Start Exercise materials

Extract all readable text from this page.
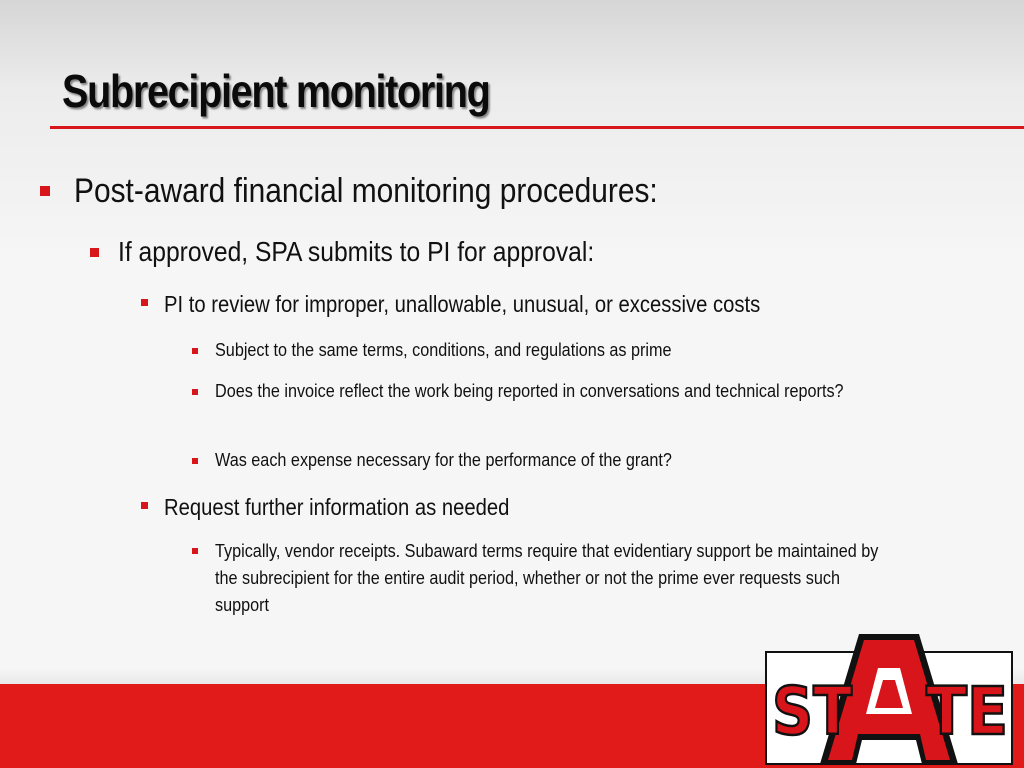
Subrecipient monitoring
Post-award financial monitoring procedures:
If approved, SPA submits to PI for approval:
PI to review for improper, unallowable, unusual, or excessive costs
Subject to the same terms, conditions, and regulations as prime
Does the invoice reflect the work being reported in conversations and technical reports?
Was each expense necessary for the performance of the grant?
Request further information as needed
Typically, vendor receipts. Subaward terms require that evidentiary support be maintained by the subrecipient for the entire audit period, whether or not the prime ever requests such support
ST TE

End Exercise materials

• _Problem description_
Reproduce each record from above exactly; pictures do not belong in the copy.

• _Exercise result_
Extract all readable text from this page.
Subrecipient monitoring
Post-award financial monitoring procedures:
If approved, SPA submits to PI for approval:
PI to review for improper, unallowable, unusual, or excessive costs
Subject to the same terms, conditions, and regulations as prime
Does the invoice reflect the work being reported in conversations and technical reports?
Was each expense necessary for the performance of the grant?
Request further information as needed
Typically, vendor receipts. Subaward terms require that evidentiary support be maintained by the subrecipient for the entire audit period, whether or not the prime ever requests such support
ST TE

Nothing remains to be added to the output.